Lines containing the string "quia" are to be collected in full.

>> Begin Provided records

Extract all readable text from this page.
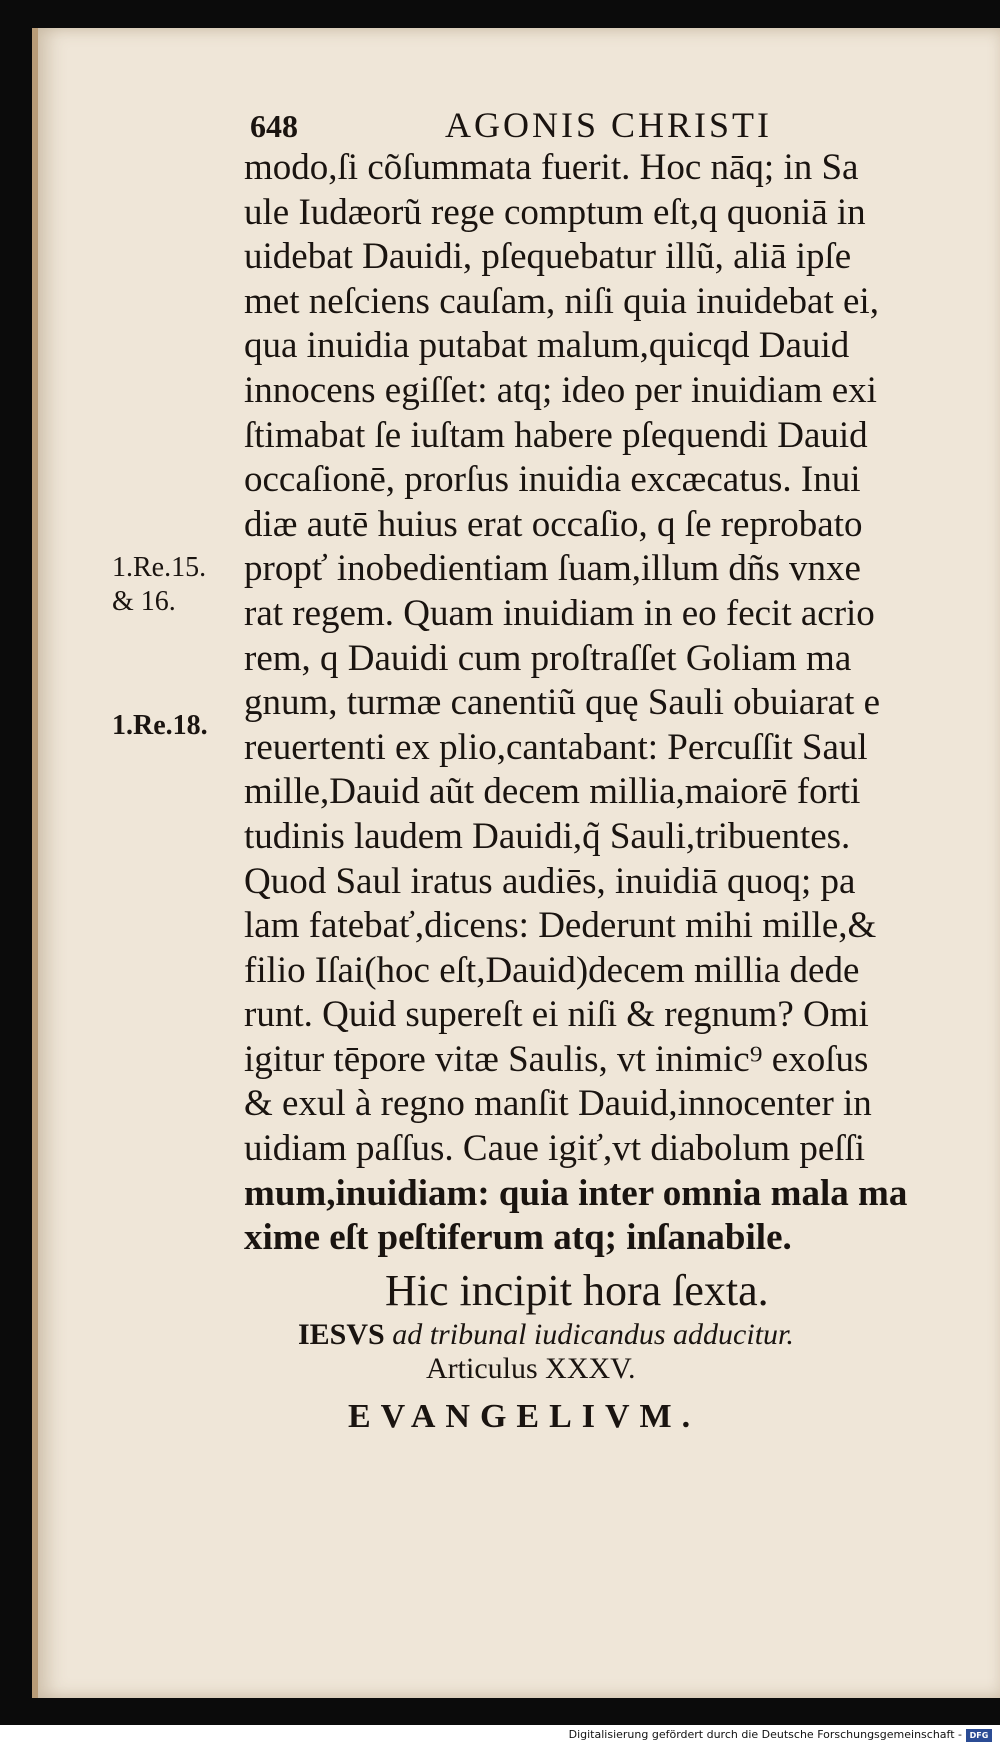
648	AGONIS CHRISTI
1.Re.15.
& 16.
1.Re.18.
modo,ſi cõſummata fuerit. Hoc nāq; in Sa
ule Iudæorũ rege comptum eſt,q quoniā in
uidebat Dauidi, pſequebatur illũ, aliā ipſe
met neſciens cauſam, niſi quia inuidebat ei,
qua inuidia putabat malum,quicqd Dauid
innocens egiſſet: atq; ideo per inuidiam exi
ſtimabat ſe iuſtam habere pſequendi Dauid
occaſionē, prorſus inuidia excæcatus. Inui
diæ autē huius erat occaſio, q ſe reprobato
propť inobedientiam ſuam,illum dñs vnxe
rat regem. Quam inuidiam in eo fecit acrio
rem, q Dauidi cum proſtraſſet Goliam ma
gnum, turmæ canentiũ quę Sauli obuiarat e
reuertenti ex plio,cantabant: Percuſſit Saul
mille,Dauid aũt decem millia,maiorē forti
tudinis laudem Dauidi,q̃ Sauli,tribuentes.
Quod Saul iratus audiēs, inuidiā quoq; pa
lam fatebať,dicens: Dederunt mihi mille,&
filio Iſai(hoc eſt,Dauid)decem millia dede
runt. Quid supereſt ei niſi & regnum? Omi
igitur tēpore vitæ Saulis, vt inimic⁹ exoſus
& exul à regno manſit Dauid,innocenter in
uidiam paſſus. Caue igiť,vt diabolum peſſi
mum,inuidiam: quia inter omnia mala ma
xime eſt peſtiferum atq; inſanabile.
Hic incipit hora ſexta.
IESVS ad tribunal iudicandus adducitur.
Articulus XXXV.
EVANGELIVM.
Digitalisierung gefördert durch die Deutsche Forschungsgemeinschaft - DFG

>> End Provided records

• Response
met neſciens cauſam, niſi quia inuidebat ei,
mum,inuidiam: quia inter omnia mala ma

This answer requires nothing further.